## [Stored data]
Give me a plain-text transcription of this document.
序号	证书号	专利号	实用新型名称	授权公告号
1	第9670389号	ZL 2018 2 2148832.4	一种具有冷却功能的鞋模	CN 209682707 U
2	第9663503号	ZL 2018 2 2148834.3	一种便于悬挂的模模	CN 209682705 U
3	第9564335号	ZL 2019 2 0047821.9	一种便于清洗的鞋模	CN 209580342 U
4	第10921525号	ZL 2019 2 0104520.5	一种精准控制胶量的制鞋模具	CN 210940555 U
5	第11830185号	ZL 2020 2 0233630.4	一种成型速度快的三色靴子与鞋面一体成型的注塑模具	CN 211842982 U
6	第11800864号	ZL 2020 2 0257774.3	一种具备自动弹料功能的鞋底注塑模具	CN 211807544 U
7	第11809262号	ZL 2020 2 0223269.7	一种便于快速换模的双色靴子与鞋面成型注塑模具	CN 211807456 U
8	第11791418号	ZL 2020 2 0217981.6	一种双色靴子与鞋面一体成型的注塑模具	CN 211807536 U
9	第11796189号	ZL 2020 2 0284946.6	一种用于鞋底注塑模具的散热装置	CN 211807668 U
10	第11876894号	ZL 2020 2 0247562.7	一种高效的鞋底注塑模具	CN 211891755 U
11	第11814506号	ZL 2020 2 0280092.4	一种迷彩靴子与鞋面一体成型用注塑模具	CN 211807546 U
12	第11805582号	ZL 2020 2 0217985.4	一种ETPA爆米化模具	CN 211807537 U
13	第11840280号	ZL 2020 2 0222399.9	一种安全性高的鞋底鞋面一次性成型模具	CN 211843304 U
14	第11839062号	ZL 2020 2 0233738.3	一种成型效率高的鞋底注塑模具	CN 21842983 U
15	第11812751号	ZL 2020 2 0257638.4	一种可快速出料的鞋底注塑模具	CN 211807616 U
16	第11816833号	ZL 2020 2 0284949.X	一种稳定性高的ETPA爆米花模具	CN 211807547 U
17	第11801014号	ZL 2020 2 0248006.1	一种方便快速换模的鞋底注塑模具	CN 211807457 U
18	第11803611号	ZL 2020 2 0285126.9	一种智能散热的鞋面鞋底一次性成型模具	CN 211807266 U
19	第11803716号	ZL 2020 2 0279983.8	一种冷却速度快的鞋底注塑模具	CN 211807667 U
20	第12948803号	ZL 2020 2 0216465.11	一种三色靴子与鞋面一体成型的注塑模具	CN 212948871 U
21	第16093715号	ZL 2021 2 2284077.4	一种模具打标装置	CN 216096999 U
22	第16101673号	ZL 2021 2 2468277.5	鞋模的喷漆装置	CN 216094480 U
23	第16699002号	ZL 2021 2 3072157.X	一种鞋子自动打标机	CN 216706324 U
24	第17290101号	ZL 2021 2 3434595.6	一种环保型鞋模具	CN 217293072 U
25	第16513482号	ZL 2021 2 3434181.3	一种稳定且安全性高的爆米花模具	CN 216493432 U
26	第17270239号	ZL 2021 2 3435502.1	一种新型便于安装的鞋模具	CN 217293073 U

## [Work instructions]
Write down every line of the data exactly as it appears above.

## [Response to this exercise]
Give me a plain-text transcription of this document.
序号	证书号	专利号	实用新型名称	授权公告号
1	第9670389号	ZL 2018 2 2148832.4	一种具有冷却功能的鞋模	CN 209682707 U
2	第9663503号	ZL 2018 2 2148834.3	一种便于悬挂的模模	CN 209682705 U
3	第9564335号	ZL 2019 2 0047821.9	一种便于清洗的鞋模	CN 209580342 U
4	第10921525号	ZL 2019 2 0104520.5	一种精准控制胶量的制鞋模具	CN 210940555 U
5	第11830185号	ZL 2020 2 0233630.4	一种成型速度快的三色靴子与鞋面一体成型的注塑模具	CN 211842982 U
6	第11800864号	ZL 2020 2 0257774.3	一种具备自动弹料功能的鞋底注塑模具	CN 211807544 U
7	第11809262号	ZL 2020 2 0223269.7	一种便于快速换模的双色靴子与鞋面成型注塑模具	CN 211807456 U
8	第11791418号	ZL 2020 2 0217981.6	一种双色靴子与鞋面一体成型的注塑模具	CN 211807536 U
9	第11796189号	ZL 2020 2 0284946.6	一种用于鞋底注塑模具的散热装置	CN 211807668 U
10	第11876894号	ZL 2020 2 0247562.7	一种高效的鞋底注塑模具	CN 211891755 U
11	第11814506号	ZL 2020 2 0280092.4	一种迷彩靴子与鞋面一体成型用注塑模具	CN 211807546 U
12	第11805582号	ZL 2020 2 0217985.4	一种ETPA爆米化模具	CN 211807537 U
13	第11840280号	ZL 2020 2 0222399.9	一种安全性高的鞋底鞋面一次性成型模具	CN 211843304 U
14	第11839062号	ZL 2020 2 0233738.3	一种成型效率高的鞋底注塑模具	CN 21842983 U
15	第11812751号	ZL 2020 2 0257638.4	一种可快速出料的鞋底注塑模具	CN 211807616 U
16	第11816833号	ZL 2020 2 0284949.X	一种稳定性高的ETPA爆米花模具	CN 211807547 U
17	第11801014号	ZL 2020 2 0248006.1	一种方便快速换模的鞋底注塑模具	CN 211807457 U
18	第11803611号	ZL 2020 2 0285126.9	一种智能散热的鞋面鞋底一次性成型模具	CN 211807266 U
19	第11803716号	ZL 2020 2 0279983.8	一种冷却速度快的鞋底注塑模具	CN 211807667 U
20	第12948803号	ZL 2020 2 0216465.11	一种三色靴子与鞋面一体成型的注塑模具	CN 212948871 U
21	第16093715号	ZL 2021 2 2284077.4	一种模具打标装置	CN 216096999 U
22	第16101673号	ZL 2021 2 2468277.5	鞋模的喷漆装置	CN 216094480 U
23	第16699002号	ZL 2021 2 3072157.X	一种鞋子自动打标机	CN 216706324 U
24	第17290101号	ZL 2021 2 3434595.6	一种环保型鞋模具	CN 217293072 U
25	第16513482号	ZL 2021 2 3434181.3	一种稳定且安全性高的爆米花模具	CN 216493432 U
26	第17270239号	ZL 2021 2 3435502.1	一种新型便于安装的鞋模具	CN 217293073 U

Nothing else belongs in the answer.